Problem
Every record should be repeated exactly, except that pictures are left out.

──────────────────────────────

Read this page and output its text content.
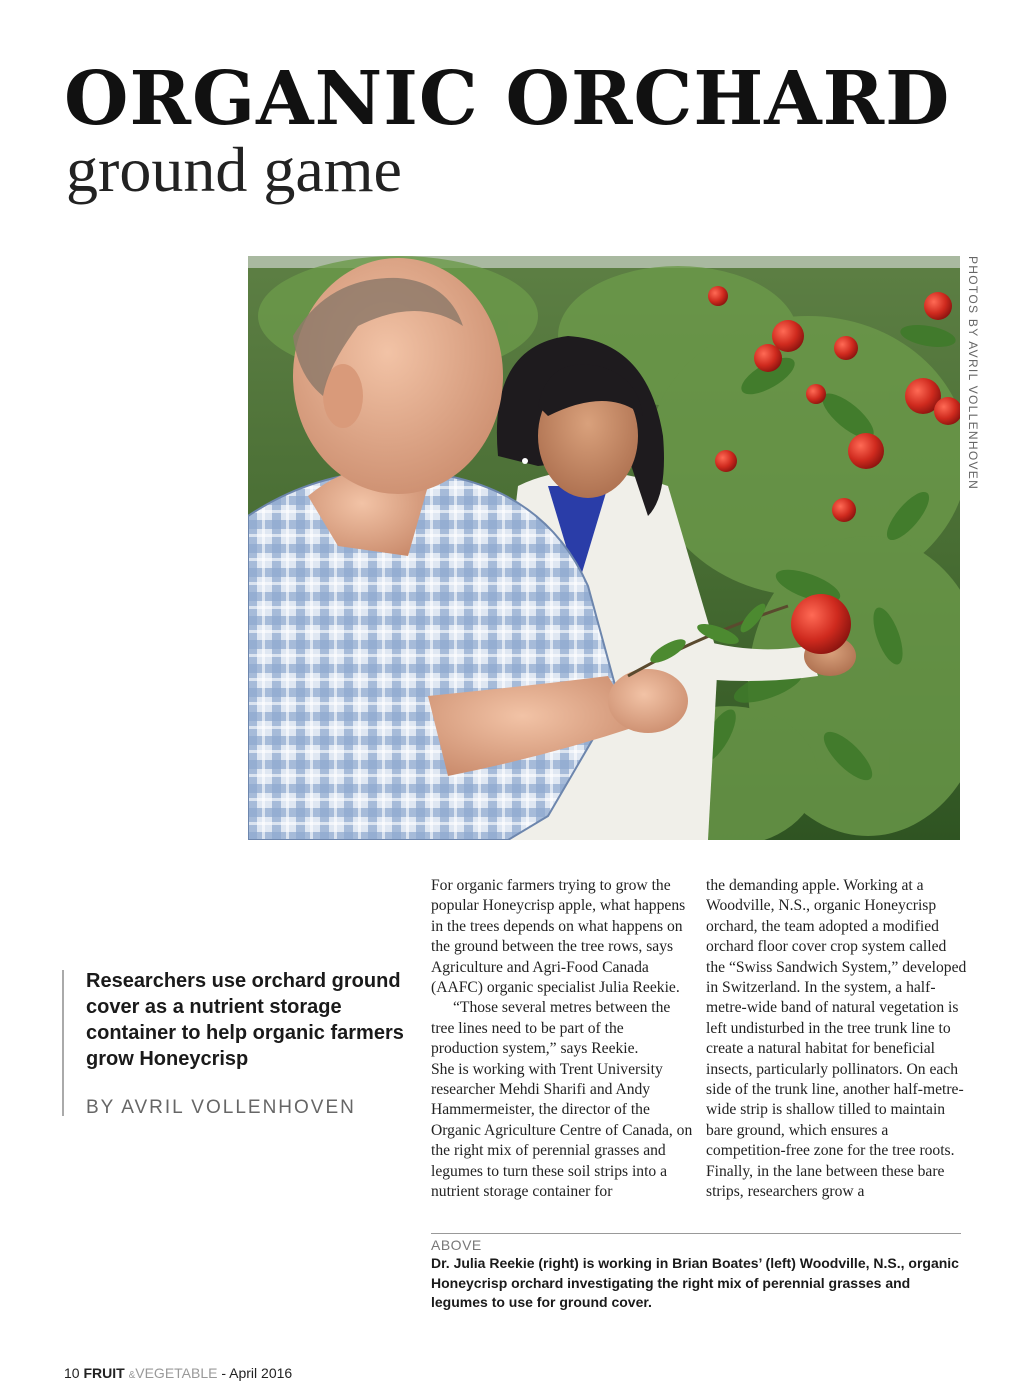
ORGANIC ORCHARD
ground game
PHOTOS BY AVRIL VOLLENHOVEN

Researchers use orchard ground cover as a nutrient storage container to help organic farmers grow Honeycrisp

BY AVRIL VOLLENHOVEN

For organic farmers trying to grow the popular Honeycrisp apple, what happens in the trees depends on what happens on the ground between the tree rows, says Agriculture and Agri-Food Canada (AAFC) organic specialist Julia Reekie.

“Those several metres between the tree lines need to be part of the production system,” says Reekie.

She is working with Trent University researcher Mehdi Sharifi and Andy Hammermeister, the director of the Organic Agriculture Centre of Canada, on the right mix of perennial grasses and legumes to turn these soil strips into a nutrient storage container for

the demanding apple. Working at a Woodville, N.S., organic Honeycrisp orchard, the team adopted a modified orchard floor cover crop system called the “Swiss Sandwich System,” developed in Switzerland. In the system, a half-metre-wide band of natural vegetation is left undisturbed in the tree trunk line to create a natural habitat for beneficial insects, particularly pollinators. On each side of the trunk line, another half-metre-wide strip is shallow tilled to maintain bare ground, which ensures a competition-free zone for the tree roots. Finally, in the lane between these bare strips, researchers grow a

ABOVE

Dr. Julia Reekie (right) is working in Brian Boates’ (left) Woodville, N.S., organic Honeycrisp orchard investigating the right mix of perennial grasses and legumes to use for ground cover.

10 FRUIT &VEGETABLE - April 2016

──────────────────────────────

Complete output
Read this page and output its text content.
ORGANIC ORCHARD
ground game
PHOTOS BY AVRIL VOLLENHOVEN

Researchers use orchard ground cover as a nutrient storage container to help organic farmers grow Honeycrisp

BY AVRIL VOLLENHOVEN

For organic farmers trying to grow the popular Honeycrisp apple, what happens in the trees depends on what happens on the ground between the tree rows, says Agriculture and Agri-Food Canada (AAFC) organic specialist Julia Reekie.

“Those several metres between the tree lines need to be part of the production system,” says Reekie.

She is working with Trent University researcher Mehdi Sharifi and Andy Hammermeister, the director of the Organic Agriculture Centre of Canada, on the right mix of perennial grasses and legumes to turn these soil strips into a nutrient storage container for

the demanding apple. Working at a Woodville, N.S., organic Honeycrisp orchard, the team adopted a modified orchard floor cover crop system called the “Swiss Sandwich System,” developed in Switzerland. In the system, a half-metre-wide band of natural vegetation is left undisturbed in the tree trunk line to create a natural habitat for beneficial insects, particularly pollinators. On each side of the trunk line, another half-metre-wide strip is shallow tilled to maintain bare ground, which ensures a competition-free zone for the tree roots. Finally, in the lane between these bare strips, researchers grow a

ABOVE

Dr. Julia Reekie (right) is working in Brian Boates’ (left) Woodville, N.S., organic Honeycrisp orchard investigating the right mix of perennial grasses and legumes to use for ground cover.

10 FRUIT &VEGETABLE - April 2016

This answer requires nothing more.